#### INSTRUCTIONS TO FOLLOW:
Transcribe the entries below exactly; leave every image out.

....

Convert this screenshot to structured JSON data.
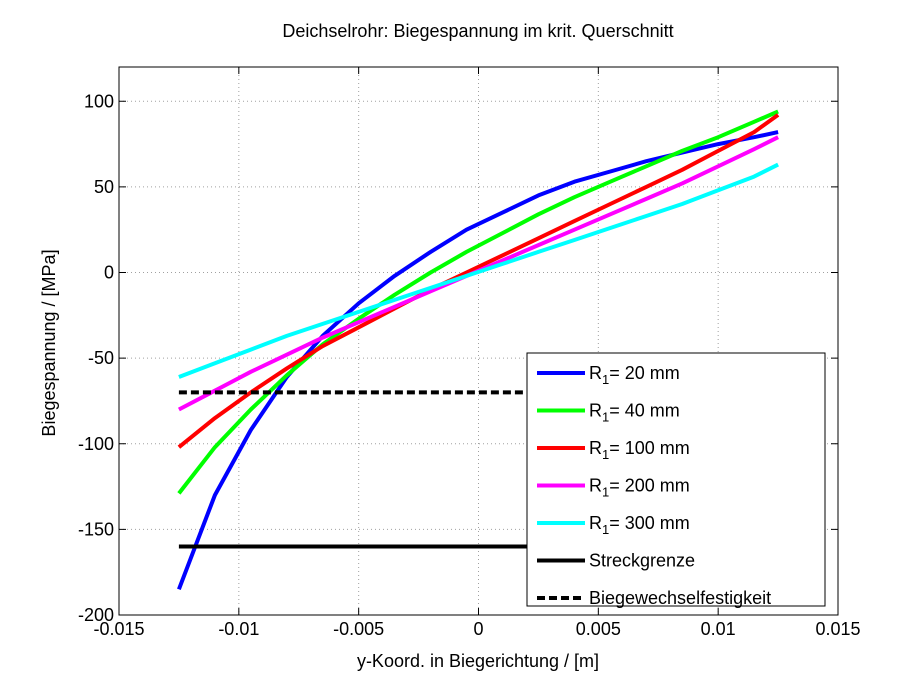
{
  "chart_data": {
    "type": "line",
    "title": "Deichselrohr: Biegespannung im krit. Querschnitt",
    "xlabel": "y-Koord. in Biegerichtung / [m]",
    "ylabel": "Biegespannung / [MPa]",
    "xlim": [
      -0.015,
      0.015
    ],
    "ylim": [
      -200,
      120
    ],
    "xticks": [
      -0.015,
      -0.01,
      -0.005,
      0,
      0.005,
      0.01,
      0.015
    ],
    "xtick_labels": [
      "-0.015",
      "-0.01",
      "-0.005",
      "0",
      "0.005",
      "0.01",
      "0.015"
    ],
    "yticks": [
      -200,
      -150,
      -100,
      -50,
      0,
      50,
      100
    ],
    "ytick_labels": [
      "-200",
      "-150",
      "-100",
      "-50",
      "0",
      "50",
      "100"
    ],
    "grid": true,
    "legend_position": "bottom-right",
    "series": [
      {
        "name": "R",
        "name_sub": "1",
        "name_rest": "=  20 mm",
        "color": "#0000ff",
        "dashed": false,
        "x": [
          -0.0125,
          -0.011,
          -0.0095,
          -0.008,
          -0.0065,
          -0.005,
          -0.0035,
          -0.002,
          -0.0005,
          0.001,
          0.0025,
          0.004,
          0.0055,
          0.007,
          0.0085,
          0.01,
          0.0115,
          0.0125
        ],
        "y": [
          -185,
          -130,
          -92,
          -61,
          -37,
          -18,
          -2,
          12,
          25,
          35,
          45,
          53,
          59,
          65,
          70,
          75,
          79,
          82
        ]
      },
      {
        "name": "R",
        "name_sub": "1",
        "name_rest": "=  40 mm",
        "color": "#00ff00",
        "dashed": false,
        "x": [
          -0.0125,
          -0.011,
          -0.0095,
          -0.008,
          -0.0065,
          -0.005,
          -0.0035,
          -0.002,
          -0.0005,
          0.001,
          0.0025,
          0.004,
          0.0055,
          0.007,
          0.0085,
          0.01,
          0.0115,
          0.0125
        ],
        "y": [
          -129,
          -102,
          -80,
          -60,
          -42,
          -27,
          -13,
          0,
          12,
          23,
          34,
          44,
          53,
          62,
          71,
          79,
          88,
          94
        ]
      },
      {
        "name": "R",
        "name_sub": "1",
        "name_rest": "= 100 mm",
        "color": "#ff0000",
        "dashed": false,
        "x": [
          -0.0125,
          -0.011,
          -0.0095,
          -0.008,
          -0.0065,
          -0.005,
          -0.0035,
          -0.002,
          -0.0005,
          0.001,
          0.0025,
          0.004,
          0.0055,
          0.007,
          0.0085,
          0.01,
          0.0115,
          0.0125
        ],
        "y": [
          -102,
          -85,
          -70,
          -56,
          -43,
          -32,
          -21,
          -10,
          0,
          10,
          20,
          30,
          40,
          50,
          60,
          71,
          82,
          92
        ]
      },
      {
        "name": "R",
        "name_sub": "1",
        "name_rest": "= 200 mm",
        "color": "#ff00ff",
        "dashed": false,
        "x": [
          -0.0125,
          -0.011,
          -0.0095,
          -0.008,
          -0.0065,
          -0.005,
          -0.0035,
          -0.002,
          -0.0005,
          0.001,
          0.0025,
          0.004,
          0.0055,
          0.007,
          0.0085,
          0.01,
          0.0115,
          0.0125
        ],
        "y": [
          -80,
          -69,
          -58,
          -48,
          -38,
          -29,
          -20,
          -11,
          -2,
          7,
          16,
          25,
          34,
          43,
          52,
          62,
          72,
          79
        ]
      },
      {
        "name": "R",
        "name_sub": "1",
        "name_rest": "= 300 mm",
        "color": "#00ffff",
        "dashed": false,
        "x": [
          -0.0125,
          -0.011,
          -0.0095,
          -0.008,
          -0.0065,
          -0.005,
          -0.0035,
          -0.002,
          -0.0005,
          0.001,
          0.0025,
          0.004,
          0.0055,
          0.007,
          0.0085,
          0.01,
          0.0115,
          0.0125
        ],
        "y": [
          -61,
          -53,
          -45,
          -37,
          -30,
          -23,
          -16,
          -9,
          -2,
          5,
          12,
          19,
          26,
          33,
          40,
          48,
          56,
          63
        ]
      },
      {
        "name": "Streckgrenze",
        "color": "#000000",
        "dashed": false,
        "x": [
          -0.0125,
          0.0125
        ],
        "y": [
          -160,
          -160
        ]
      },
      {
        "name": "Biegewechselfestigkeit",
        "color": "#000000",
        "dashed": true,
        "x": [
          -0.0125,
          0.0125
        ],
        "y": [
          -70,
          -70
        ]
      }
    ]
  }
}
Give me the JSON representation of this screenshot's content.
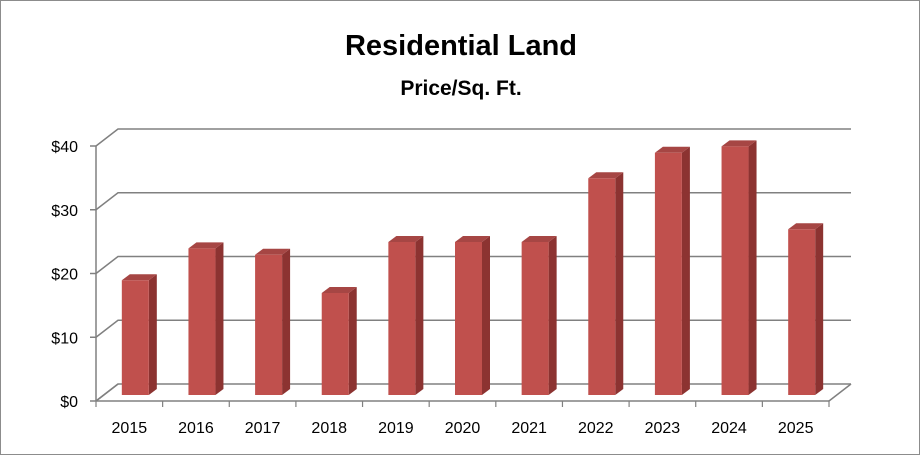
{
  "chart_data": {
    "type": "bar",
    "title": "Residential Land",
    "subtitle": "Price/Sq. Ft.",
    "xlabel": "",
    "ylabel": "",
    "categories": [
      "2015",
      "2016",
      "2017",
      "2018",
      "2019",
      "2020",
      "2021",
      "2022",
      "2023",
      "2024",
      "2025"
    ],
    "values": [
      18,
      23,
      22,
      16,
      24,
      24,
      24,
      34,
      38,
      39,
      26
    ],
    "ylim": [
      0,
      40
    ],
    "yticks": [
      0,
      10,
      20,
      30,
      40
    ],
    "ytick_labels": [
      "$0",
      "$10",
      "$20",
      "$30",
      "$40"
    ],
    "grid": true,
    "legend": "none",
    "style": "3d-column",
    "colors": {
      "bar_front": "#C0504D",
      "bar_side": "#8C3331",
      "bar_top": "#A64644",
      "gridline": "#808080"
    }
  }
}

....

#### WRITTEN SOLUTION:
Convert this screenshot to structured JSON data.
{
  "chart_data": {
    "type": "line",
    "title": "Deichselrohr: Biegespannung im krit. Querschnitt",
    "xlabel": "y-Koord. in Biegerichtung / [m]",
    "ylabel": "Biegespannung / [MPa]",
    "xlim": [
      -0.015,
      0.015
    ],
    "ylim": [
      -200,
      120
    ],
    "xticks": [
      -0.015,
      -0.01,
      -0.005,
      0,
      0.005,
      0.01,
      0.015
    ],
    "xtick_labels": [
      "-0.015",
      "-0.01",
      "-0.005",
      "0",
      "0.005",
      "0.01",
      "0.015"
    ],
    "yticks": [
      -200,
      -150,
      -100,
      -50,
      0,
      50,
      100
    ],
    "ytick_labels": [
      "-200",
      "-150",
      "-100",
      "-50",
      "0",
      "50",
      "100"
    ],
    "grid": true,
    "legend_position": "bottom-right",
    "series": [
      {
        "name": "R",
        "name_sub": "1",
        "name_rest": "=  20 mm",
        "color": "#0000ff",
        "dashed": false,
        "x": [
          -0.0125,
          -0.011,
          -0.0095,
          -0.008,
          -0.0065,
          -0.005,
          -0.0035,
          -0.002,
          -0.0005,
          0.001,
          0.0025,
          0.004,
          0.0055,
          0.007,
          0.0085,
          0.01,
          0.0115,
          0.0125
        ],
        "y": [
          -185,
          -130,
          -92,
          -61,
          -37,
          -18,
          -2,
          12,
          25,
          35,
          45,
          53,
          59,
          65,
          70,
          75,
          79,
          82
        ]
      },
      {
        "name": "R",
        "name_sub": "1",
        "name_rest": "=  40 mm",
        "color": "#00ff00",
        "dashed": false,
        "x": [
          -0.0125,
          -0.011,
          -0.0095,
          -0.008,
          -0.0065,
          -0.005,
          -0.0035,
          -0.002,
          -0.0005,
          0.001,
          0.0025,
          0.004,
          0.0055,
          0.007,
          0.0085,
          0.01,
          0.0115,
          0.0125
        ],
        "y": [
          -129,
          -102,
          -80,
          -60,
          -42,
          -27,
          -13,
          0,
          12,
          23,
          34,
          44,
          53,
          62,
          71,
          79,
          88,
          94
        ]
      },
      {
        "name": "R",
        "name_sub": "1",
        "name_rest": "= 100 mm",
        "color": "#ff0000",
        "dashed": false,
        "x": [
          -0.0125,
          -0.011,
          -0.0095,
          -0.008,
          -0.0065,
          -0.005,
          -0.0035,
          -0.002,
          -0.0005,
          0.001,
          0.0025,
          0.004,
          0.0055,
          0.007,
          0.0085,
          0.01,
          0.0115,
          0.0125
        ],
        "y": [
          -102,
          -85,
          -70,
          -56,
          -43,
          -32,
          -21,
          -10,
          0,
          10,
          20,
          30,
          40,
          50,
          60,
          71,
          82,
          92
        ]
      },
      {
        "name": "R",
        "name_sub": "1",
        "name_rest": "= 200 mm",
        "color": "#ff00ff",
        "dashed": false,
        "x": [
          -0.0125,
          -0.011,
          -0.0095,
          -0.008,
          -0.0065,
          -0.005,
          -0.0035,
          -0.002,
          -0.0005,
          0.001,
          0.0025,
          0.004,
          0.0055,
          0.007,
          0.0085,
          0.01,
          0.0115,
          0.0125
        ],
        "y": [
          -80,
          -69,
          -58,
          -48,
          -38,
          -29,
          -20,
          -11,
          -2,
          7,
          16,
          25,
          34,
          43,
          52,
          62,
          72,
          79
        ]
      },
      {
        "name": "R",
        "name_sub": "1",
        "name_rest": "= 300 mm",
        "color": "#00ffff",
        "dashed": false,
        "x": [
          -0.0125,
          -0.011,
          -0.0095,
          -0.008,
          -0.0065,
          -0.005,
          -0.0035,
          -0.002,
          -0.0005,
          0.001,
          0.0025,
          0.004,
          0.0055,
          0.007,
          0.0085,
          0.01,
          0.0115,
          0.0125
        ],
        "y": [
          -61,
          -53,
          -45,
          -37,
          -30,
          -23,
          -16,
          -9,
          -2,
          5,
          12,
          19,
          26,
          33,
          40,
          48,
          56,
          63
        ]
      },
      {
        "name": "Streckgrenze",
        "color": "#000000",
        "dashed": false,
        "x": [
          -0.0125,
          0.0125
        ],
        "y": [
          -160,
          -160
        ]
      },
      {
        "name": "Biegewechselfestigkeit",
        "color": "#000000",
        "dashed": true,
        "x": [
          -0.0125,
          0.0125
        ],
        "y": [
          -70,
          -70
        ]
      }
    ]
  }
}
Give me the JSON representation of this screenshot's content.
{
  "chart_data": {
    "type": "bar",
    "title": "Residential Land",
    "subtitle": "Price/Sq. Ft.",
    "xlabel": "",
    "ylabel": "",
    "categories": [
      "2015",
      "2016",
      "2017",
      "2018",
      "2019",
      "2020",
      "2021",
      "2022",
      "2023",
      "2024",
      "2025"
    ],
    "values": [
      18,
      23,
      22,
      16,
      24,
      24,
      24,
      34,
      38,
      39,
      26
    ],
    "ylim": [
      0,
      40
    ],
    "yticks": [
      0,
      10,
      20,
      30,
      40
    ],
    "ytick_labels": [
      "$0",
      "$10",
      "$20",
      "$30",
      "$40"
    ],
    "grid": true,
    "legend": "none",
    "style": "3d-column",
    "colors": {
      "bar_front": "#C0504D",
      "bar_side": "#8C3331",
      "bar_top": "#A64644",
      "gridline": "#808080"
    }
  }
}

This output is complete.